**INSTRUCTIONS FOR THE TASK:**
Copy out each line of the data holding "title".

— START DATA EXTRACT —

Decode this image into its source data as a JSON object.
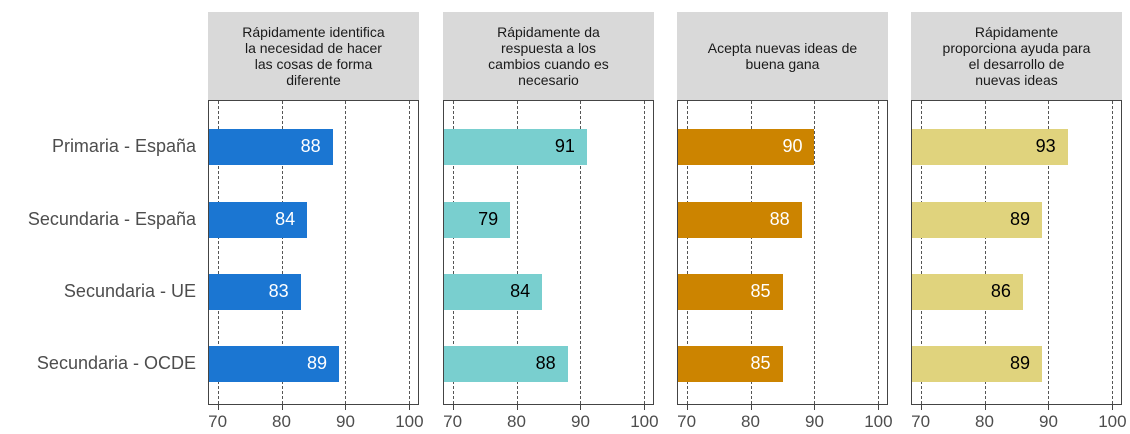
{
  "chart_data": {
    "type": "bar",
    "orientation": "horizontal",
    "categories": [
      "Primaria - España",
      "Secundaria - España",
      "Secundaria - UE",
      "Secundaria - OCDE"
    ],
    "xlim": [
      68.5,
      101.5
    ],
    "xticks": [
      70,
      80,
      90,
      100
    ],
    "grid": true,
    "series": [
      {
        "name": "Rápidamente identifica\nla necesidad de hacer\nlas cosas de forma\ndiferente",
        "color": "#1b76d2",
        "label_color": "#ffffff",
        "values": [
          88,
          84,
          83,
          89
        ]
      },
      {
        "name": "Rápidamente da\nrespuesta a los\ncambios cuando es\nnecesario",
        "color": "#79cfcf",
        "label_color": "#000000",
        "values": [
          91,
          79,
          84,
          88
        ]
      },
      {
        "name": "Acepta nuevas ideas de\nbuena gana",
        "color": "#cc8400",
        "label_color": "#ffffff",
        "values": [
          90,
          88,
          85,
          85
        ]
      },
      {
        "name": "Rápidamente\nproporciona ayuda para\nel desarrollo de\nnuevas ideas",
        "color": "#e0d37d",
        "label_color": "#000000",
        "values": [
          93,
          89,
          86,
          89
        ]
      }
    ]
  }
}
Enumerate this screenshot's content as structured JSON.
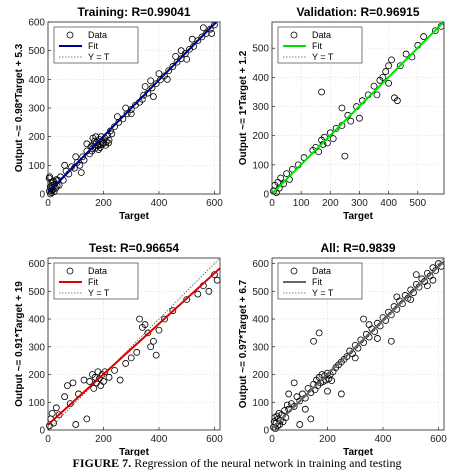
{
  "caption": {
    "figure_label": "FIGURE 7.",
    "text": " Regression of the neural network in training and testing"
  },
  "chart_data": [
    {
      "type": "scatter",
      "title": "Training: R=0.99041",
      "xlabel": "Target",
      "ylabel": "Output ~= 0.98*Target + 5.3",
      "xlim": [
        0,
        620
      ],
      "ylim": [
        0,
        600
      ],
      "xticks": [
        0,
        200,
        400,
        600
      ],
      "yticks": [
        0,
        100,
        200,
        300,
        400,
        500,
        600
      ],
      "fit": {
        "slope": 0.98,
        "intercept": 5.3,
        "color": "#00008B"
      },
      "legend": [
        "Data",
        "Fit",
        "Y = T"
      ],
      "legend_position": "top-left",
      "points": [
        [
          5,
          10
        ],
        [
          8,
          25
        ],
        [
          10,
          40
        ],
        [
          12,
          5
        ],
        [
          15,
          30
        ],
        [
          18,
          15
        ],
        [
          20,
          45
        ],
        [
          22,
          8
        ],
        [
          25,
          35
        ],
        [
          28,
          20
        ],
        [
          30,
          50
        ],
        [
          4,
          55
        ],
        [
          6,
          60
        ],
        [
          9,
          0
        ],
        [
          14,
          12
        ],
        [
          33,
          28
        ],
        [
          36,
          48
        ],
        [
          40,
          30
        ],
        [
          11,
          18
        ],
        [
          16,
          42
        ],
        [
          45,
          60
        ],
        [
          55,
          48
        ],
        [
          65,
          80
        ],
        [
          75,
          70
        ],
        [
          85,
          95
        ],
        [
          95,
          90
        ],
        [
          105,
          110
        ],
        [
          115,
          100
        ],
        [
          125,
          130
        ],
        [
          130,
          118
        ],
        [
          140,
          150
        ],
        [
          150,
          140
        ],
        [
          155,
          165
        ],
        [
          160,
          158
        ],
        [
          165,
          175
        ],
        [
          170,
          160
        ],
        [
          175,
          180
        ],
        [
          180,
          168
        ],
        [
          185,
          190
        ],
        [
          190,
          172
        ],
        [
          195,
          185
        ],
        [
          200,
          178
        ],
        [
          205,
          195
        ],
        [
          210,
          182
        ],
        [
          215,
          205
        ],
        [
          220,
          188
        ],
        [
          158,
          150
        ],
        [
          168,
          185
        ],
        [
          178,
          170
        ],
        [
          188,
          162
        ],
        [
          198,
          175
        ],
        [
          208,
          170
        ],
        [
          218,
          178
        ],
        [
          162,
          195
        ],
        [
          172,
          200
        ],
        [
          182,
          155
        ],
        [
          192,
          200
        ],
        [
          225,
          220
        ],
        [
          240,
          235
        ],
        [
          255,
          250
        ],
        [
          270,
          262
        ],
        [
          285,
          280
        ],
        [
          300,
          295
        ],
        [
          315,
          310
        ],
        [
          330,
          320
        ],
        [
          345,
          345
        ],
        [
          360,
          352
        ],
        [
          375,
          370
        ],
        [
          390,
          385
        ],
        [
          405,
          398
        ],
        [
          420,
          412
        ],
        [
          435,
          430
        ],
        [
          450,
          445
        ],
        [
          465,
          460
        ],
        [
          480,
          472
        ],
        [
          495,
          490
        ],
        [
          510,
          505
        ],
        [
          525,
          515
        ],
        [
          540,
          535
        ],
        [
          555,
          548
        ],
        [
          570,
          560
        ],
        [
          585,
          575
        ],
        [
          600,
          590
        ],
        [
          280,
          300
        ],
        [
          300,
          280
        ],
        [
          340,
          330
        ],
        [
          370,
          395
        ],
        [
          400,
          420
        ],
        [
          430,
          400
        ],
        [
          460,
          480
        ],
        [
          500,
          470
        ],
        [
          520,
          540
        ],
        [
          560,
          580
        ],
        [
          590,
          560
        ],
        [
          380,
          340
        ],
        [
          250,
          270
        ],
        [
          230,
          210
        ],
        [
          120,
          75
        ],
        [
          140,
          175
        ],
        [
          100,
          130
        ],
        [
          60,
          100
        ],
        [
          350,
          375
        ],
        [
          480,
          500
        ]
      ]
    },
    {
      "type": "scatter",
      "title": "Validation: R=0.96915",
      "xlabel": "Target",
      "ylabel": "Output ~= 1*Target + 1.2",
      "xlim": [
        0,
        590
      ],
      "ylim": [
        0,
        590
      ],
      "xticks": [
        0,
        100,
        200,
        300,
        400,
        500
      ],
      "yticks": [
        0,
        100,
        200,
        300,
        400,
        500
      ],
      "fit": {
        "slope": 1.0,
        "intercept": 1.2,
        "color": "#00E000"
      },
      "legend": [
        "Data",
        "Fit",
        "Y = T"
      ],
      "legend_position": "top-left",
      "points": [
        [
          5,
          10
        ],
        [
          10,
          30
        ],
        [
          15,
          5
        ],
        [
          20,
          40
        ],
        [
          25,
          20
        ],
        [
          30,
          55
        ],
        [
          40,
          35
        ],
        [
          50,
          70
        ],
        [
          60,
          50
        ],
        [
          70,
          85
        ],
        [
          90,
          100
        ],
        [
          110,
          125
        ],
        [
          140,
          150
        ],
        [
          150,
          160
        ],
        [
          160,
          145
        ],
        [
          170,
          185
        ],
        [
          175,
          170
        ],
        [
          180,
          195
        ],
        [
          190,
          175
        ],
        [
          200,
          210
        ],
        [
          210,
          190
        ],
        [
          220,
          225
        ],
        [
          240,
          235
        ],
        [
          250,
          130
        ],
        [
          260,
          270
        ],
        [
          270,
          250
        ],
        [
          290,
          300
        ],
        [
          310,
          320
        ],
        [
          330,
          340
        ],
        [
          350,
          370
        ],
        [
          360,
          340
        ],
        [
          370,
          390
        ],
        [
          380,
          400
        ],
        [
          390,
          420
        ],
        [
          400,
          440
        ],
        [
          410,
          460
        ],
        [
          420,
          330
        ],
        [
          440,
          440
        ],
        [
          460,
          480
        ],
        [
          480,
          470
        ],
        [
          500,
          510
        ],
        [
          520,
          540
        ],
        [
          560,
          560
        ],
        [
          580,
          575
        ],
        [
          170,
          350
        ],
        [
          240,
          295
        ],
        [
          300,
          260
        ],
        [
          400,
          380
        ],
        [
          430,
          320
        ]
      ]
    },
    {
      "type": "scatter",
      "title": "Test: R=0.96654",
      "xlabel": "Target",
      "ylabel": "Output ~= 0.91*Target + 19",
      "xlim": [
        0,
        620
      ],
      "ylim": [
        0,
        620
      ],
      "xticks": [
        0,
        200,
        400,
        600
      ],
      "yticks": [
        0,
        100,
        200,
        300,
        400,
        500,
        600
      ],
      "fit": {
        "slope": 0.91,
        "intercept": 19,
        "color": "#DD0000"
      },
      "legend": [
        "Data",
        "Fit",
        "Y = T"
      ],
      "legend_position": "top-left",
      "points": [
        [
          5,
          15
        ],
        [
          10,
          40
        ],
        [
          15,
          60
        ],
        [
          20,
          25
        ],
        [
          30,
          80
        ],
        [
          40,
          55
        ],
        [
          60,
          120
        ],
        [
          70,
          160
        ],
        [
          80,
          95
        ],
        [
          90,
          170
        ],
        [
          110,
          130
        ],
        [
          130,
          180
        ],
        [
          150,
          175
        ],
        [
          160,
          200
        ],
        [
          165,
          150
        ],
        [
          170,
          190
        ],
        [
          175,
          170
        ],
        [
          180,
          210
        ],
        [
          185,
          185
        ],
        [
          190,
          160
        ],
        [
          195,
          200
        ],
        [
          200,
          175
        ],
        [
          205,
          210
        ],
        [
          220,
          190
        ],
        [
          240,
          215
        ],
        [
          260,
          180
        ],
        [
          280,
          240
        ],
        [
          300,
          260
        ],
        [
          320,
          280
        ],
        [
          330,
          400
        ],
        [
          340,
          370
        ],
        [
          350,
          380
        ],
        [
          360,
          350
        ],
        [
          370,
          300
        ],
        [
          380,
          320
        ],
        [
          390,
          270
        ],
        [
          400,
          360
        ],
        [
          420,
          400
        ],
        [
          450,
          430
        ],
        [
          500,
          470
        ],
        [
          540,
          490
        ],
        [
          560,
          520
        ],
        [
          580,
          500
        ],
        [
          600,
          560
        ],
        [
          610,
          540
        ],
        [
          140,
          40
        ],
        [
          100,
          20
        ]
      ]
    },
    {
      "type": "scatter",
      "title": "All: R=0.9839",
      "xlabel": "Target",
      "ylabel": "Output ~= 0.97*Target + 6.7",
      "xlim": [
        0,
        620
      ],
      "ylim": [
        0,
        620
      ],
      "xticks": [
        0,
        200,
        400,
        600
      ],
      "yticks": [
        0,
        100,
        200,
        300,
        400,
        500,
        600
      ],
      "fit": {
        "slope": 0.97,
        "intercept": 6.7,
        "color": "#666666"
      },
      "legend": [
        "Data",
        "Fit",
        "Y = T"
      ],
      "legend_position": "top-left",
      "points": [
        [
          5,
          10
        ],
        [
          8,
          30
        ],
        [
          10,
          45
        ],
        [
          12,
          5
        ],
        [
          15,
          25
        ],
        [
          18,
          50
        ],
        [
          20,
          15
        ],
        [
          22,
          40
        ],
        [
          25,
          60
        ],
        [
          28,
          20
        ],
        [
          30,
          35
        ],
        [
          35,
          55
        ],
        [
          40,
          30
        ],
        [
          45,
          70
        ],
        [
          50,
          45
        ],
        [
          55,
          90
        ],
        [
          60,
          75
        ],
        [
          70,
          95
        ],
        [
          80,
          85
        ],
        [
          90,
          120
        ],
        [
          100,
          105
        ],
        [
          110,
          130
        ],
        [
          120,
          115
        ],
        [
          130,
          150
        ],
        [
          140,
          135
        ],
        [
          150,
          165
        ],
        [
          155,
          145
        ],
        [
          160,
          180
        ],
        [
          165,
          160
        ],
        [
          170,
          190
        ],
        [
          175,
          170
        ],
        [
          180,
          200
        ],
        [
          185,
          175
        ],
        [
          190,
          195
        ],
        [
          195,
          180
        ],
        [
          200,
          205
        ],
        [
          205,
          185
        ],
        [
          210,
          200
        ],
        [
          215,
          178
        ],
        [
          220,
          210
        ],
        [
          230,
          225
        ],
        [
          240,
          235
        ],
        [
          250,
          245
        ],
        [
          260,
          255
        ],
        [
          270,
          265
        ],
        [
          280,
          285
        ],
        [
          290,
          275
        ],
        [
          300,
          305
        ],
        [
          310,
          295
        ],
        [
          320,
          325
        ],
        [
          330,
          315
        ],
        [
          340,
          345
        ],
        [
          350,
          335
        ],
        [
          360,
          365
        ],
        [
          370,
          355
        ],
        [
          380,
          385
        ],
        [
          390,
          375
        ],
        [
          400,
          405
        ],
        [
          410,
          395
        ],
        [
          420,
          425
        ],
        [
          430,
          415
        ],
        [
          440,
          445
        ],
        [
          450,
          435
        ],
        [
          460,
          465
        ],
        [
          470,
          455
        ],
        [
          480,
          485
        ],
        [
          490,
          475
        ],
        [
          500,
          505
        ],
        [
          510,
          495
        ],
        [
          520,
          525
        ],
        [
          530,
          515
        ],
        [
          540,
          545
        ],
        [
          550,
          535
        ],
        [
          560,
          565
        ],
        [
          570,
          555
        ],
        [
          580,
          585
        ],
        [
          590,
          575
        ],
        [
          600,
          600
        ],
        [
          610,
          590
        ],
        [
          150,
          320
        ],
        [
          330,
          400
        ],
        [
          380,
          330
        ],
        [
          250,
          130
        ],
        [
          100,
          20
        ],
        [
          170,
          350
        ],
        [
          430,
          320
        ],
        [
          500,
          470
        ],
        [
          560,
          520
        ],
        [
          300,
          260
        ],
        [
          80,
          170
        ],
        [
          60,
          130
        ],
        [
          200,
          140
        ],
        [
          450,
          480
        ],
        [
          350,
          380
        ],
        [
          120,
          75
        ],
        [
          140,
          40
        ],
        [
          520,
          560
        ],
        [
          580,
          540
        ]
      ]
    }
  ]
}
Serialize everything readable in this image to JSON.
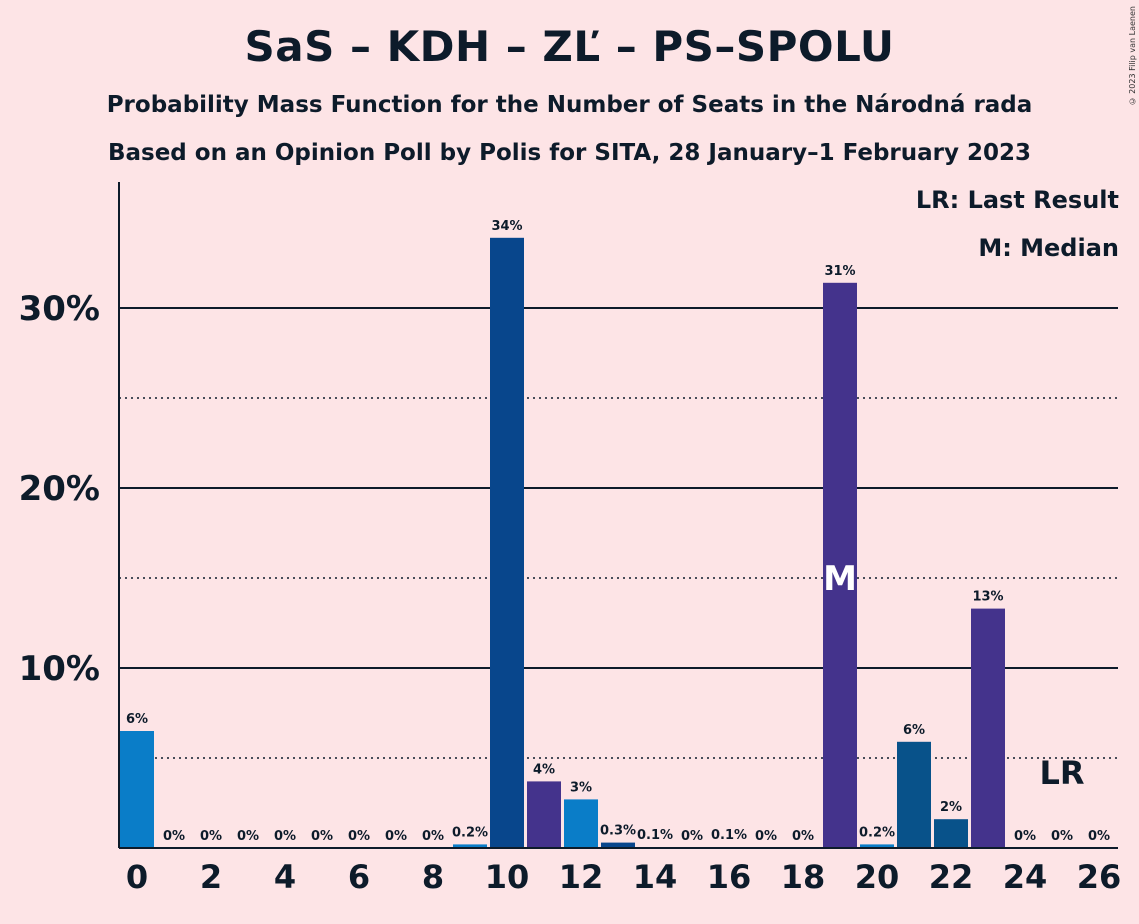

— END DATA EXTRACT —

**COMPLETE ANSWER:**
      "title": "Training: R=0.99041",
      "title": "Validation: R=0.96915",
      "title": "Test: R=0.96654",
      "title": "All: R=0.9839",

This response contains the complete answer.